[What is needed] All of the entries need to be written out again, exactly as they are.
## Begin
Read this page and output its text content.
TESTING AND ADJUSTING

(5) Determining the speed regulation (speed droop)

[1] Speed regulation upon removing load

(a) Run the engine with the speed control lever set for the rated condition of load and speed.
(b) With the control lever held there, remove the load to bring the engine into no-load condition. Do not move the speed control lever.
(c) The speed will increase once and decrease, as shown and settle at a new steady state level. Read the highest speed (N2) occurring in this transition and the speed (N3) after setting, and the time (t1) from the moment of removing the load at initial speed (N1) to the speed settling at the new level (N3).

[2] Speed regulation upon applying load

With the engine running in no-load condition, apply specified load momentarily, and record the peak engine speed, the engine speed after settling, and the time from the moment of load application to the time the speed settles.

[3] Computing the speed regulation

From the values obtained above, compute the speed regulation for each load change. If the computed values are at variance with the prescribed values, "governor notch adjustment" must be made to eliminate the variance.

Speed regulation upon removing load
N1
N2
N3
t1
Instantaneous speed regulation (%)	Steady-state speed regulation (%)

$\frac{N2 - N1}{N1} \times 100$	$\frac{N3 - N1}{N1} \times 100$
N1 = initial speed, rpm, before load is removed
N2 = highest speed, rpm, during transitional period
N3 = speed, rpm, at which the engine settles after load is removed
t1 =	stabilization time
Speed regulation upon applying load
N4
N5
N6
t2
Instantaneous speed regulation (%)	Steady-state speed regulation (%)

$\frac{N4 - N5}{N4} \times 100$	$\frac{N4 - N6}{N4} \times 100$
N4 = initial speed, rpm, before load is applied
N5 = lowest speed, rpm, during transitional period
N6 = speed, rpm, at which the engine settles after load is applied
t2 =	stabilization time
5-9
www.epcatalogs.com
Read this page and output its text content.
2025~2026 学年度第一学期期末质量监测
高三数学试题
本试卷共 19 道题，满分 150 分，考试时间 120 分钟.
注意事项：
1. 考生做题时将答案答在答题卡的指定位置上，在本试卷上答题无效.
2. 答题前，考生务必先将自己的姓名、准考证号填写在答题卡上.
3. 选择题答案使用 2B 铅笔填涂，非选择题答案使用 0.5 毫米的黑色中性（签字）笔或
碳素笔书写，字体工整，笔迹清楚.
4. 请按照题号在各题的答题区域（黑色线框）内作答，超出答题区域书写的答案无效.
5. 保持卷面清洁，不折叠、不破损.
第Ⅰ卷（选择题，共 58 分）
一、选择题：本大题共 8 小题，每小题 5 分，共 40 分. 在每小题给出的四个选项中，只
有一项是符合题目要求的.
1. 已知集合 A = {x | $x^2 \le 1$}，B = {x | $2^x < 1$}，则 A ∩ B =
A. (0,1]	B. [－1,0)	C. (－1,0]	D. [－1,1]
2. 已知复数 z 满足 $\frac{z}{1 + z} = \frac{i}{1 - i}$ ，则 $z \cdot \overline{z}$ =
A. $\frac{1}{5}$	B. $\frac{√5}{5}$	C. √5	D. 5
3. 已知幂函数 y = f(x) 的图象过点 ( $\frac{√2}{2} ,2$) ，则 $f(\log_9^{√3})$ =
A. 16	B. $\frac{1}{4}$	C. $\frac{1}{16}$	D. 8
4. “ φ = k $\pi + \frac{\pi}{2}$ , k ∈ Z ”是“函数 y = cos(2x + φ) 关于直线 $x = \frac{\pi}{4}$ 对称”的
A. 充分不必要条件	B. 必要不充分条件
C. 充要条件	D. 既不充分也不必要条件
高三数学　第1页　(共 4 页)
## End
[Full solution]
Read this page and output its text content.
TESTING AND ADJUSTING

(5) Determining the speed regulation (speed droop)

[1] Speed regulation upon removing load

(a) Run the engine with the speed control lever set for the rated condition of load and speed.
(b) With the control lever held there, remove the load to bring the engine into no-load condition. Do not move the speed control lever.
(c) The speed will increase once and decrease, as shown and settle at a new steady state level. Read the highest speed (N2) occurring in this transition and the speed (N3) after setting, and the time (t1) from the moment of removing the load at initial speed (N1) to the speed settling at the new level (N3).

[2] Speed regulation upon applying load

With the engine running in no-load condition, apply specified load momentarily, and record the peak engine speed, the engine speed after settling, and the time from the moment of load application to the time the speed settles.

[3] Computing the speed regulation

From the values obtained above, compute the speed regulation for each load change. If the computed values are at variance with the prescribed values, "governor notch adjustment" must be made to eliminate the variance.

Speed regulation upon removing load
N1
N2
N3
t1
Instantaneous speed regulation (%)	Steady-state speed regulation (%)

$\frac{N2 - N1}{N1} \times 100$	$\frac{N3 - N1}{N1} \times 100$
N1 = initial speed, rpm, before load is removed
N2 = highest speed, rpm, during transitional period
N3 = speed, rpm, at which the engine settles after load is removed
t1 =	stabilization time
Speed regulation upon applying load
N4
N5
N6
t2
Instantaneous speed regulation (%)	Steady-state speed regulation (%)

$\frac{N4 - N5}{N4} \times 100$	$\frac{N4 - N6}{N4} \times 100$
N4 = initial speed, rpm, before load is applied
N5 = lowest speed, rpm, during transitional period
N6 = speed, rpm, at which the engine settles after load is applied
t2 =	stabilization time
5-9
www.epcatalogs.com
Read this page and output its text content.
2025~2026 学年度第一学期期末质量监测
高三数学试题
本试卷共 19 道题，满分 150 分，考试时间 120 分钟.
注意事项：
1. 考生做题时将答案答在答题卡的指定位置上，在本试卷上答题无效.
2. 答题前，考生务必先将自己的姓名、准考证号填写在答题卡上.
3. 选择题答案使用 2B 铅笔填涂，非选择题答案使用 0.5 毫米的黑色中性（签字）笔或
碳素笔书写，字体工整，笔迹清楚.
4. 请按照题号在各题的答题区域（黑色线框）内作答，超出答题区域书写的答案无效.
5. 保持卷面清洁，不折叠、不破损.
第Ⅰ卷（选择题，共 58 分）
一、选择题：本大题共 8 小题，每小题 5 分，共 40 分. 在每小题给出的四个选项中，只
有一项是符合题目要求的.
1. 已知集合 A = {x | $x^2 \le 1$}，B = {x | $2^x < 1$}，则 A ∩ B =
A. (0,1]	B. [－1,0)	C. (－1,0]	D. [－1,1]
2. 已知复数 z 满足 $\frac{z}{1 + z} = \frac{i}{1 - i}$ ，则 $z \cdot \overline{z}$ =
A. $\frac{1}{5}$	B. $\frac{√5}{5}$	C. √5	D. 5
3. 已知幂函数 y = f(x) 的图象过点 ( $\frac{√2}{2} ,2$) ，则 $f(\log_9^{√3})$ =
A. 16	B. $\frac{1}{4}$	C. $\frac{1}{16}$	D. 8
4. “ φ = k $\pi + \frac{\pi}{2}$ , k ∈ Z ”是“函数 y = cos(2x + φ) 关于直线 $x = \frac{\pi}{4}$ 对称”的
A. 充分不必要条件	B. 必要不充分条件
C. 充要条件	D. 既不充分也不必要条件
高三数学　第1页　(共 4 页)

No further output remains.